• **EXERCISE DIRECTIONS**
Copy each line exactly.
- - - - - - -
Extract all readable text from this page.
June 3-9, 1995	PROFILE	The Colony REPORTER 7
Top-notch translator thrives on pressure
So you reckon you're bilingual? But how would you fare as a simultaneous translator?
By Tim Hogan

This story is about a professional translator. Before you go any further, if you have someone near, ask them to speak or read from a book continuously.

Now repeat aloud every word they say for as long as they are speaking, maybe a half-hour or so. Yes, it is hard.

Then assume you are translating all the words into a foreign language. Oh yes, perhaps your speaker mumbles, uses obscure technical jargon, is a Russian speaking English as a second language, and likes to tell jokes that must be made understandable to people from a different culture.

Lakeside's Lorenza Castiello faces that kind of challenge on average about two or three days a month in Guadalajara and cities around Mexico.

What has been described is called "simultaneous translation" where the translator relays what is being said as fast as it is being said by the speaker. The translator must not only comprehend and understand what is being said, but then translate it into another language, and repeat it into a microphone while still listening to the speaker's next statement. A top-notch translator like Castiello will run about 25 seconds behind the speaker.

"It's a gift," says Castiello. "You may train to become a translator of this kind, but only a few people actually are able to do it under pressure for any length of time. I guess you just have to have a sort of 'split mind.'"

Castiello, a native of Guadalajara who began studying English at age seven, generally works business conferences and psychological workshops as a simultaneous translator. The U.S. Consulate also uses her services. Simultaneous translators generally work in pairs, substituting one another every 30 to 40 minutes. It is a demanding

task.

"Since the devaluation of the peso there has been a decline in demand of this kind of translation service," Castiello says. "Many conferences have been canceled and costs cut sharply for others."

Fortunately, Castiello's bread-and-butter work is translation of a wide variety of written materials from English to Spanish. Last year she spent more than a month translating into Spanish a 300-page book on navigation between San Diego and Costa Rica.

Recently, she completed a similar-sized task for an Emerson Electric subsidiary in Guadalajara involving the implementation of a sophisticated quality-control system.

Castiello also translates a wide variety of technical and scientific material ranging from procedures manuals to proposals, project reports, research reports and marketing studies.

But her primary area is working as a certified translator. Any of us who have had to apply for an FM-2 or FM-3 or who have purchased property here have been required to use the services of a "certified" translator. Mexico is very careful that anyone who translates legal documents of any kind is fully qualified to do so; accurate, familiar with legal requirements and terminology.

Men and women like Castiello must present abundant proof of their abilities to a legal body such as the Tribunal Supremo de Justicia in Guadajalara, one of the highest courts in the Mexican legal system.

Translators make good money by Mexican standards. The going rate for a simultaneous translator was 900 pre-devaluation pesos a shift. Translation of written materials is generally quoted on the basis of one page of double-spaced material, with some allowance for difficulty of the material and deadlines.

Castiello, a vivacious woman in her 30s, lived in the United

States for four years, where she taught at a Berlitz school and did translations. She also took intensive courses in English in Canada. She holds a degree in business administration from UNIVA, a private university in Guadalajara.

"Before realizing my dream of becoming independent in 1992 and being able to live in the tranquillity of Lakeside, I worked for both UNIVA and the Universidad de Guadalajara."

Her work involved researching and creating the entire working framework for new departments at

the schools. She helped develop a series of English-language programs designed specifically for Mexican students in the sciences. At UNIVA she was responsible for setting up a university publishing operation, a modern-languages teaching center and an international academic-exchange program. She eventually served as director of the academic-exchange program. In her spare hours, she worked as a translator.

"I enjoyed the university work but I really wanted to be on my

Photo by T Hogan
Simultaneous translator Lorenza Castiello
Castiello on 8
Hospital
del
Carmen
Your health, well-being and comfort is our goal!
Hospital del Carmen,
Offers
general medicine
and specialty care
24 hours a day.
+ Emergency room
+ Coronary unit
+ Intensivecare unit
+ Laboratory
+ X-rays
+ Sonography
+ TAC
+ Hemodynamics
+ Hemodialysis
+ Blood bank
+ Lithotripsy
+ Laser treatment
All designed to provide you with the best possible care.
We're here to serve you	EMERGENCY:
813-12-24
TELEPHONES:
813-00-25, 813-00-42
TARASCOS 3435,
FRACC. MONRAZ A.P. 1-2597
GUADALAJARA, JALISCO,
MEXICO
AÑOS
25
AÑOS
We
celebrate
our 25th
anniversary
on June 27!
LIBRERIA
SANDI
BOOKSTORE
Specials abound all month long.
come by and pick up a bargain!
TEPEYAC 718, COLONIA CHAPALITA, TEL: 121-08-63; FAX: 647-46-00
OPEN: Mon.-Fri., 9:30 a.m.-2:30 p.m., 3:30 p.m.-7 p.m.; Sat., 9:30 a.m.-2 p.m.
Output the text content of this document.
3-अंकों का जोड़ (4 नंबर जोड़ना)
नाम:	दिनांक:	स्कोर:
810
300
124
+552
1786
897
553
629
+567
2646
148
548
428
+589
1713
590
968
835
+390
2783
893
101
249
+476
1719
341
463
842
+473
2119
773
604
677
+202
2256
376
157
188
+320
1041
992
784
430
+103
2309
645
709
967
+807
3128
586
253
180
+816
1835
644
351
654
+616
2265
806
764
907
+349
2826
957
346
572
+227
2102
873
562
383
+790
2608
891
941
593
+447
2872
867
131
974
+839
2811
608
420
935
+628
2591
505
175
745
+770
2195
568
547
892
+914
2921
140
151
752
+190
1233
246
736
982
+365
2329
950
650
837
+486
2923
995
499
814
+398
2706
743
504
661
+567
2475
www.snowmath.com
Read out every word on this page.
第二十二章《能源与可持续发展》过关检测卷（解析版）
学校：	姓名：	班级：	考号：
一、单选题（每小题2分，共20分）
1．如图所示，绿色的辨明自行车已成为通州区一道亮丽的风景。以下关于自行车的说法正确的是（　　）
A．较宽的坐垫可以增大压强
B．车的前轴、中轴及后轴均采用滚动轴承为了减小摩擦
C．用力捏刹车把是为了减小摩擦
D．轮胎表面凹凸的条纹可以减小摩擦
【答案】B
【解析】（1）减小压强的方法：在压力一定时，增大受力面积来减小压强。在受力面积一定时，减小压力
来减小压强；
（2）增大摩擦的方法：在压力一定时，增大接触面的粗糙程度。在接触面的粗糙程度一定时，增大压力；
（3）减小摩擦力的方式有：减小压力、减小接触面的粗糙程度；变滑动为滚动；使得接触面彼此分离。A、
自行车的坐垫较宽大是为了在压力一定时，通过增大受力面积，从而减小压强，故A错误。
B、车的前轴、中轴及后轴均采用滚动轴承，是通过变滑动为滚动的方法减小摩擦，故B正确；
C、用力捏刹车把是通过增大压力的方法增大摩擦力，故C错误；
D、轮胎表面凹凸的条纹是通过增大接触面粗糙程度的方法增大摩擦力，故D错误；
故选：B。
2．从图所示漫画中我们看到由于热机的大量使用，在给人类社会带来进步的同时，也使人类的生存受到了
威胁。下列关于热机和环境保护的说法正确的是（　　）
- - - - - - -
• **TASK SOLUTION**
Extract all readable text from this page.
June 3-9, 1995	PROFILE	The Colony REPORTER 7
Top-notch translator thrives on pressure
So you reckon you're bilingual? But how would you fare as a simultaneous translator?
By Tim Hogan

This story is about a professional translator. Before you go any further, if you have someone near, ask them to speak or read from a book continuously.

Now repeat aloud every word they say for as long as they are speaking, maybe a half-hour or so. Yes, it is hard.

Then assume you are translating all the words into a foreign language. Oh yes, perhaps your speaker mumbles, uses obscure technical jargon, is a Russian speaking English as a second language, and likes to tell jokes that must be made understandable to people from a different culture.

Lakeside's Lorenza Castiello faces that kind of challenge on average about two or three days a month in Guadalajara and cities around Mexico.

What has been described is called "simultaneous translation" where the translator relays what is being said as fast as it is being said by the speaker. The translator must not only comprehend and understand what is being said, but then translate it into another language, and repeat it into a microphone while still listening to the speaker's next statement. A top-notch translator like Castiello will run about 25 seconds behind the speaker.

"It's a gift," says Castiello. "You may train to become a translator of this kind, but only a few people actually are able to do it under pressure for any length of time. I guess you just have to have a sort of 'split mind.'"

Castiello, a native of Guadalajara who began studying English at age seven, generally works business conferences and psychological workshops as a simultaneous translator. The U.S. Consulate also uses her services. Simultaneous translators generally work in pairs, substituting one another every 30 to 40 minutes. It is a demanding

task.

"Since the devaluation of the peso there has been a decline in demand of this kind of translation service," Castiello says. "Many conferences have been canceled and costs cut sharply for others."

Fortunately, Castiello's bread-and-butter work is translation of a wide variety of written materials from English to Spanish. Last year she spent more than a month translating into Spanish a 300-page book on navigation between San Diego and Costa Rica.

Recently, she completed a similar-sized task for an Emerson Electric subsidiary in Guadalajara involving the implementation of a sophisticated quality-control system.

Castiello also translates a wide variety of technical and scientific material ranging from procedures manuals to proposals, project reports, research reports and marketing studies.

But her primary area is working as a certified translator. Any of us who have had to apply for an FM-2 or FM-3 or who have purchased property here have been required to use the services of a "certified" translator. Mexico is very careful that anyone who translates legal documents of any kind is fully qualified to do so; accurate, familiar with legal requirements and terminology.

Men and women like Castiello must present abundant proof of their abilities to a legal body such as the Tribunal Supremo de Justicia in Guadajalara, one of the highest courts in the Mexican legal system.

Translators make good money by Mexican standards. The going rate for a simultaneous translator was 900 pre-devaluation pesos a shift. Translation of written materials is generally quoted on the basis of one page of double-spaced material, with some allowance for difficulty of the material and deadlines.

Castiello, a vivacious woman in her 30s, lived in the United

States for four years, where she taught at a Berlitz school and did translations. She also took intensive courses in English in Canada. She holds a degree in business administration from UNIVA, a private university in Guadalajara.

"Before realizing my dream of becoming independent in 1992 and being able to live in the tranquillity of Lakeside, I worked for both UNIVA and the Universidad de Guadalajara."

Her work involved researching and creating the entire working framework for new departments at

the schools. She helped develop a series of English-language programs designed specifically for Mexican students in the sciences. At UNIVA she was responsible for setting up a university publishing operation, a modern-languages teaching center and an international academic-exchange program. She eventually served as director of the academic-exchange program. In her spare hours, she worked as a translator.

"I enjoyed the university work but I really wanted to be on my

Photo by T Hogan
Simultaneous translator Lorenza Castiello
Castiello on 8
Hospital
del
Carmen
Your health, well-being and comfort is our goal!
Hospital del Carmen,
Offers
general medicine
and specialty care
24 hours a day.
+ Emergency room
+ Coronary unit
+ Intensivecare unit
+ Laboratory
+ X-rays
+ Sonography
+ TAC
+ Hemodynamics
+ Hemodialysis
+ Blood bank
+ Lithotripsy
+ Laser treatment
All designed to provide you with the best possible care.
We're here to serve you	EMERGENCY:
813-12-24
TELEPHONES:
813-00-25, 813-00-42
TARASCOS 3435,
FRACC. MONRAZ A.P. 1-2597
GUADALAJARA, JALISCO,
MEXICO
AÑOS
25
AÑOS
We
celebrate
our 25th
anniversary
on June 27!
LIBRERIA
SANDI
BOOKSTORE
Specials abound all month long.
come by and pick up a bargain!
TEPEYAC 718, COLONIA CHAPALITA, TEL: 121-08-63; FAX: 647-46-00
OPEN: Mon.-Fri., 9:30 a.m.-2:30 p.m., 3:30 p.m.-7 p.m.; Sat., 9:30 a.m.-2 p.m.
Output the text content of this document.
3-अंकों का जोड़ (4 नंबर जोड़ना)
नाम:	दिनांक:	स्कोर:
810
300
124
+552
1786
897
553
629
+567
2646
148
548
428
+589
1713
590
968
835
+390
2783
893
101
249
+476
1719
341
463
842
+473
2119
773
604
677
+202
2256
376
157
188
+320
1041
992
784
430
+103
2309
645
709
967
+807
3128
586
253
180
+816
1835
644
351
654
+616
2265
806
764
907
+349
2826
957
346
572
+227
2102
873
562
383
+790
2608
891
941
593
+447
2872
867
131
974
+839
2811
608
420
935
+628
2591
505
175
745
+770
2195
568
547
892
+914
2921
140
151
752
+190
1233
246
736
982
+365
2329
950
650
837
+486
2923
995
499
814
+398
2706
743
504
661
+567
2475
www.snowmath.com
Read out every word on this page.
第二十二章《能源与可持续发展》过关检测卷（解析版）
学校：	姓名：	班级：	考号：
一、单选题（每小题2分，共20分）
1．如图所示，绿色的辨明自行车已成为通州区一道亮丽的风景。以下关于自行车的说法正确的是（　　）
A．较宽的坐垫可以增大压强
B．车的前轴、中轴及后轴均采用滚动轴承为了减小摩擦
C．用力捏刹车把是为了减小摩擦
D．轮胎表面凹凸的条纹可以减小摩擦
【答案】B
【解析】（1）减小压强的方法：在压力一定时，增大受力面积来减小压强。在受力面积一定时，减小压力
来减小压强；
（2）增大摩擦的方法：在压力一定时，增大接触面的粗糙程度。在接触面的粗糙程度一定时，增大压力；
（3）减小摩擦力的方式有：减小压力、减小接触面的粗糙程度；变滑动为滚动；使得接触面彼此分离。A、
自行车的坐垫较宽大是为了在压力一定时，通过增大受力面积，从而减小压强，故A错误。
B、车的前轴、中轴及后轴均采用滚动轴承，是通过变滑动为滚动的方法减小摩擦，故B正确；
C、用力捏刹车把是通过增大压力的方法增大摩擦力，故C错误；
D、轮胎表面凹凸的条纹是通过增大接触面粗糙程度的方法增大摩擦力，故D错误；
故选：B。
2．从图所示漫画中我们看到由于热机的大量使用，在给人类社会带来进步的同时，也使人类的生存受到了
威胁。下列关于热机和环境保护的说法正确的是（　　）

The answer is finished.